* [PROBLEM DESCRIPTION] Set down every entry again word for word, please, but skip the pictures.

* [ENTRIES PROVIDED]

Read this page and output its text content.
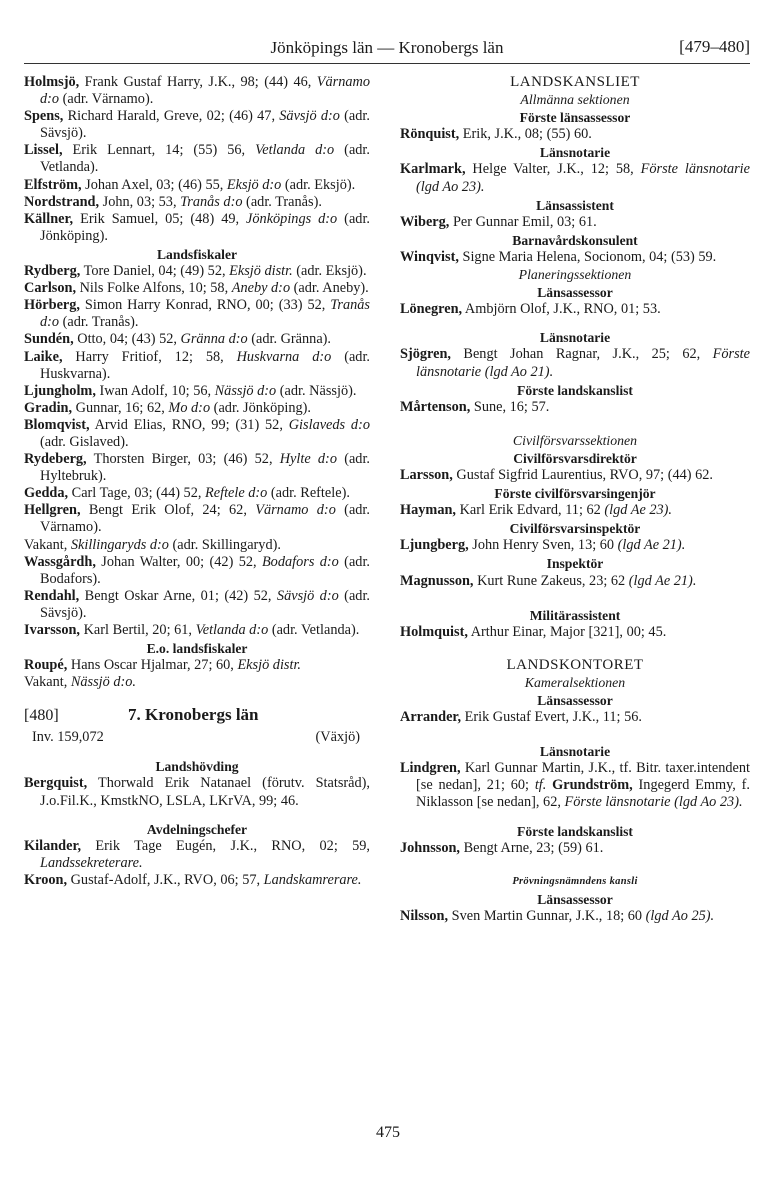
Jönköpings län — Kronobergs län	[479–480]
Holmsjö, Frank Gustaf Harry, J.K., 98; (44) 46, Värnamo d:o (adr. Värnamo).
Spens, Richard Harald, Greve, 02; (46) 47, Sävsjö d:o (adr. Sävsjö).
Lissel, Erik Lennart, 14; (55) 56, Vetlanda d:o (adr. Vetlanda).
Elfström, Johan Axel, 03; (46) 55, Eksjö d:o (adr. Eksjö).
Nordstrand, John, 03; 53, Tranås d:o (adr. Tranås).
Källner, Erik Samuel, 05; (48) 49, Jönköpings d:o (adr. Jönköping).
Landsfiskaler
Rydberg, Tore Daniel, 04; (49) 52, Eksjö distr. (adr. Eksjö).
Carlson, Nils Folke Alfons, 10; 58, Aneby d:o (adr. Aneby).
Hörberg, Simon Harry Konrad, RNO, 00; (33) 52, Tranås d:o (adr. Tranås).
Sundén, Otto, 04; (43) 52, Gränna d:o (adr. Gränna).
Laike, Harry Fritiof, 12; 58, Huskvarna d:o (adr. Huskvarna).
Ljungholm, Iwan Adolf, 10; 56, Nässjö d:o (adr. Nässjö).
Gradin, Gunnar, 16; 62, Mo d:o (adr. Jönköping).
Blomqvist, Arvid Elias, RNO, 99; (31) 52, Gislaveds d:o (adr. Gislaved).
Rydeberg, Thorsten Birger, 03; (46) 52, Hylte d:o (adr. Hyltebruk).
Gedda, Carl Tage, 03; (44) 52, Reftele d:o (adr. Reftele).
Hellgren, Bengt Erik Olof, 24; 62, Värnamo d:o (adr. Värnamo).
Vakant, Skillingaryds d:o (adr. Skillingaryd).
Wassgårdh, Johan Walter, 00; (42) 52, Bodafors d:o (adr. Bodafors).
Rendahl, Bengt Oskar Arne, 01; (42) 52, Sävsjö d:o (adr. Sävsjö).
Ivarsson, Karl Bertil, 20; 61, Vetlanda d:o (adr. Vetlanda).
E.o. landsfiskaler
Roupé, Hans Oscar Hjalmar, 27; 60, Eksjö distr.
Vakant, Nässjö d:o.
[480]	7. Kronobergs län
Inv. 159,072	(Växjö)
Landshövding
Bergquist, Thorwald Erik Natanael (förutv. Statsråd), J.o.Fil.K., KmstkNO, LSLA, LKrVA, 99; 46.
Avdelningschefer
Kilander, Erik Tage Eugén, J.K., RNO, 02; 59, Landssekreterare.
Kroon, Gustaf-Adolf, J.K., RVO, 06; 57, Landskamrerare.
LANDSKANSLIET
Allmänna sektionen
Förste länsassessor
Rönquist, Erik, J.K., 08; (55) 60.
Länsnotarie
Karlmark, Helge Valter, J.K., 12; 58, Förste länsnotarie (lgd Ao 23).
Länsassistent
Wiberg, Per Gunnar Emil, 03; 61.
Barnavårdskonsulent
Winqvist, Signe Maria Helena, Socionom, 04; (53) 59.
Planeringssektionen
Länsassessor
Lönegren, Ambjörn Olof, J.K., RNO, 01; 53.
Länsnotarie
Sjögren, Bengt Johan Ragnar, J.K., 25; 62, Förste länsnotarie (lgd Ao 21).
Förste landskanslist
Mårtenson, Sune, 16; 57.
Civilförsvarssektionen
Civilförsvarsdirektör
Larsson, Gustaf Sigfrid Laurentius, RVO, 97; (44) 62.
Förste civilförsvarsingenjör
Hayman, Karl Erik Edvard, 11; 62 (lgd Ae 23).
Civilförsvarsinspektör
Ljungberg, John Henry Sven, 13; 60 (lgd Ae 21).
Inspektör
Magnusson, Kurt Rune Zakeus, 23; 62 (lgd Ae 21).
Militärassistent
Holmquist, Arthur Einar, Major [321], 00; 45.
LANDSKONTORET
Kameralsektionen
Länsassessor
Arrander, Erik Gustaf Evert, J.K., 11; 56.
Länsnotarie
Lindgren, Karl Gunnar Martin, J.K., tf. Bitr. taxer.intendent [se nedan], 21; 60; tf. Grundström, Ingegerd Emmy, f. Niklasson [se nedan], 62, Förste länsnotarie (lgd Ao 23).
Förste landskanslist
Johnsson, Bengt Arne, 23; (59) 61.
Prövningsnämndens kansli
Länsassessor
Nilsson, Sven Martin Gunnar, J.K., 18; 60 (lgd Ao 25).
475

* [RESULT FOR THIS TASK]
Read this page and output its text content.
Jönköpings län — Kronobergs län	[479–480]
Holmsjö, Frank Gustaf Harry, J.K., 98; (44) 46, Värnamo d:o (adr. Värnamo).
Spens, Richard Harald, Greve, 02; (46) 47, Sävsjö d:o (adr. Sävsjö).
Lissel, Erik Lennart, 14; (55) 56, Vetlanda d:o (adr. Vetlanda).
Elfström, Johan Axel, 03; (46) 55, Eksjö d:o (adr. Eksjö).
Nordstrand, John, 03; 53, Tranås d:o (adr. Tranås).
Källner, Erik Samuel, 05; (48) 49, Jönköpings d:o (adr. Jönköping).
Landsfiskaler
Rydberg, Tore Daniel, 04; (49) 52, Eksjö distr. (adr. Eksjö).
Carlson, Nils Folke Alfons, 10; 58, Aneby d:o (adr. Aneby).
Hörberg, Simon Harry Konrad, RNO, 00; (33) 52, Tranås d:o (adr. Tranås).
Sundén, Otto, 04; (43) 52, Gränna d:o (adr. Gränna).
Laike, Harry Fritiof, 12; 58, Huskvarna d:o (adr. Huskvarna).
Ljungholm, Iwan Adolf, 10; 56, Nässjö d:o (adr. Nässjö).
Gradin, Gunnar, 16; 62, Mo d:o (adr. Jönköping).
Blomqvist, Arvid Elias, RNO, 99; (31) 52, Gislaveds d:o (adr. Gislaved).
Rydeberg, Thorsten Birger, 03; (46) 52, Hylte d:o (adr. Hyltebruk).
Gedda, Carl Tage, 03; (44) 52, Reftele d:o (adr. Reftele).
Hellgren, Bengt Erik Olof, 24; 62, Värnamo d:o (adr. Värnamo).
Vakant, Skillingaryds d:o (adr. Skillingaryd).
Wassgårdh, Johan Walter, 00; (42) 52, Bodafors d:o (adr. Bodafors).
Rendahl, Bengt Oskar Arne, 01; (42) 52, Sävsjö d:o (adr. Sävsjö).
Ivarsson, Karl Bertil, 20; 61, Vetlanda d:o (adr. Vetlanda).
E.o. landsfiskaler
Roupé, Hans Oscar Hjalmar, 27; 60, Eksjö distr.
Vakant, Nässjö d:o.
[480]	7. Kronobergs län
Inv. 159,072	(Växjö)
Landshövding
Bergquist, Thorwald Erik Natanael (förutv. Statsråd), J.o.Fil.K., KmstkNO, LSLA, LKrVA, 99; 46.
Avdelningschefer
Kilander, Erik Tage Eugén, J.K., RNO, 02; 59, Landssekreterare.
Kroon, Gustaf-Adolf, J.K., RVO, 06; 57, Landskamrerare.
LANDSKANSLIET
Allmänna sektionen
Förste länsassessor
Rönquist, Erik, J.K., 08; (55) 60.
Länsnotarie
Karlmark, Helge Valter, J.K., 12; 58, Förste länsnotarie (lgd Ao 23).
Länsassistent
Wiberg, Per Gunnar Emil, 03; 61.
Barnavårdskonsulent
Winqvist, Signe Maria Helena, Socionom, 04; (53) 59.
Planeringssektionen
Länsassessor
Lönegren, Ambjörn Olof, J.K., RNO, 01; 53.
Länsnotarie
Sjögren, Bengt Johan Ragnar, J.K., 25; 62, Förste länsnotarie (lgd Ao 21).
Förste landskanslist
Mårtenson, Sune, 16; 57.
Civilförsvarssektionen
Civilförsvarsdirektör
Larsson, Gustaf Sigfrid Laurentius, RVO, 97; (44) 62.
Förste civilförsvarsingenjör
Hayman, Karl Erik Edvard, 11; 62 (lgd Ae 23).
Civilförsvarsinspektör
Ljungberg, John Henry Sven, 13; 60 (lgd Ae 21).
Inspektör
Magnusson, Kurt Rune Zakeus, 23; 62 (lgd Ae 21).
Militärassistent
Holmquist, Arthur Einar, Major [321], 00; 45.
LANDSKONTORET
Kameralsektionen
Länsassessor
Arrander, Erik Gustaf Evert, J.K., 11; 56.
Länsnotarie
Lindgren, Karl Gunnar Martin, J.K., tf. Bitr. taxer.intendent [se nedan], 21; 60; tf. Grundström, Ingegerd Emmy, f. Niklasson [se nedan], 62, Förste länsnotarie (lgd Ao 23).
Förste landskanslist
Johnsson, Bengt Arne, 23; (59) 61.
Prövningsnämndens kansli
Länsassessor
Nilsson, Sven Martin Gunnar, J.K., 18; 60 (lgd Ao 25).
475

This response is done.